▶ _Set task_: Count the lines below that include the word "России" and write that number alone.

▶ _Available data_:

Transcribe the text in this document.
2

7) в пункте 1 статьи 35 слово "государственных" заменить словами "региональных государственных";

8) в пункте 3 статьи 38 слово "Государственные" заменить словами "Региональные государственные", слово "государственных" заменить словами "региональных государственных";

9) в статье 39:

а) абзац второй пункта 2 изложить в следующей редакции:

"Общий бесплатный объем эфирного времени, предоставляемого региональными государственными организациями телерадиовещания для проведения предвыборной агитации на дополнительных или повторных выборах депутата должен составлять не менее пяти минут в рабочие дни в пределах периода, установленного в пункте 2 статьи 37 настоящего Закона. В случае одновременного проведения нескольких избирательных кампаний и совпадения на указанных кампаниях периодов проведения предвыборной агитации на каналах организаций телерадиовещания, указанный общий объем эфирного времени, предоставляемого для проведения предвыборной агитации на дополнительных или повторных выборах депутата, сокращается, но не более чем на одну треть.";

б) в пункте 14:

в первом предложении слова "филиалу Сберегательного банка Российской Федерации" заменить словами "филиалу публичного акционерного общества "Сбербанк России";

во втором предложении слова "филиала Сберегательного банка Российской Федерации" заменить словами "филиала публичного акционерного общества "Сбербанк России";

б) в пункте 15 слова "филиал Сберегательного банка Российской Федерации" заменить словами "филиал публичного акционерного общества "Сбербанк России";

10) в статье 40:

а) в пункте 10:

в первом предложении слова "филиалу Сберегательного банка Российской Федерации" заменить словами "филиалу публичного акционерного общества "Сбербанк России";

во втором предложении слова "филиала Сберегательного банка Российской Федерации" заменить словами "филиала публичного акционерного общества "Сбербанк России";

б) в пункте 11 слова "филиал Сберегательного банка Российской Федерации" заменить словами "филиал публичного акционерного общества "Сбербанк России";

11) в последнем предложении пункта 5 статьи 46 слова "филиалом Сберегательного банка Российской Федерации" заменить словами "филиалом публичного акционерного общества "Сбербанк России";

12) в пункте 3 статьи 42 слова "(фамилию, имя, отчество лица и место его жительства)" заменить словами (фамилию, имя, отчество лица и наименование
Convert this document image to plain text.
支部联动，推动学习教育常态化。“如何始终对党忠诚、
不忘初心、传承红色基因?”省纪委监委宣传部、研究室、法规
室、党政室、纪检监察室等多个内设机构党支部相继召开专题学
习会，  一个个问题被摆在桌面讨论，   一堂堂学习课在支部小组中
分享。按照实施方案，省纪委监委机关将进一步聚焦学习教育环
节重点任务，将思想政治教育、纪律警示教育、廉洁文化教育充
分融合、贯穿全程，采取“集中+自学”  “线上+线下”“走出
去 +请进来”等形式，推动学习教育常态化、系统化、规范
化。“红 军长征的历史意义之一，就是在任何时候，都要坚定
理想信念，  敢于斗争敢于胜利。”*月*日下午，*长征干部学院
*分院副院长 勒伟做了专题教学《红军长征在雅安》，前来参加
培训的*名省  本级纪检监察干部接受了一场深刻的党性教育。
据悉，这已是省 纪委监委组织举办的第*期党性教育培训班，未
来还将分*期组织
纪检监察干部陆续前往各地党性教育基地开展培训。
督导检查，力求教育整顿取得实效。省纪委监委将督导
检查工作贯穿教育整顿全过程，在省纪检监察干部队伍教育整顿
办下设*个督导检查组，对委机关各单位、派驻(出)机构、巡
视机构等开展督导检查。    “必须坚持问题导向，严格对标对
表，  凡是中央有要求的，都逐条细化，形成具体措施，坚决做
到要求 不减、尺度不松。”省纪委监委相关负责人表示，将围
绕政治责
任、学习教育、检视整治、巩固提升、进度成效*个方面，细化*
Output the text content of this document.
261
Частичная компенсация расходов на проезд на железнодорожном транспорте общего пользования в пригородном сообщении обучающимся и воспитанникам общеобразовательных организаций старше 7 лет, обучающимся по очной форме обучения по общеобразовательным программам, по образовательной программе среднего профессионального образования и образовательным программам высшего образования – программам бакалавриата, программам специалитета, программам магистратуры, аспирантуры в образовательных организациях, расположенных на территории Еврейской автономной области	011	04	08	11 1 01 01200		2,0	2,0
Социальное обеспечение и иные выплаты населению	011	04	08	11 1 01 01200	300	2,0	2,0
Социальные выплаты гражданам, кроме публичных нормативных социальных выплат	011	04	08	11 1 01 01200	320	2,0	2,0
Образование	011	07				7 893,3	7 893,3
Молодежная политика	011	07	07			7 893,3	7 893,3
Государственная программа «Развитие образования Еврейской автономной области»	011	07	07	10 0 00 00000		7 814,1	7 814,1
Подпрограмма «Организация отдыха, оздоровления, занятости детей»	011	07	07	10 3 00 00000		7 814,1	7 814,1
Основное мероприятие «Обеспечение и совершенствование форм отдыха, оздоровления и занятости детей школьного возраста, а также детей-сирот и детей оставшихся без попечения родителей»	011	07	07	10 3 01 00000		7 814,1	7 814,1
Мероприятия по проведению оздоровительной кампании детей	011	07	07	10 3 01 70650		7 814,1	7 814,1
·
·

▶ _Solution for this problem_: 7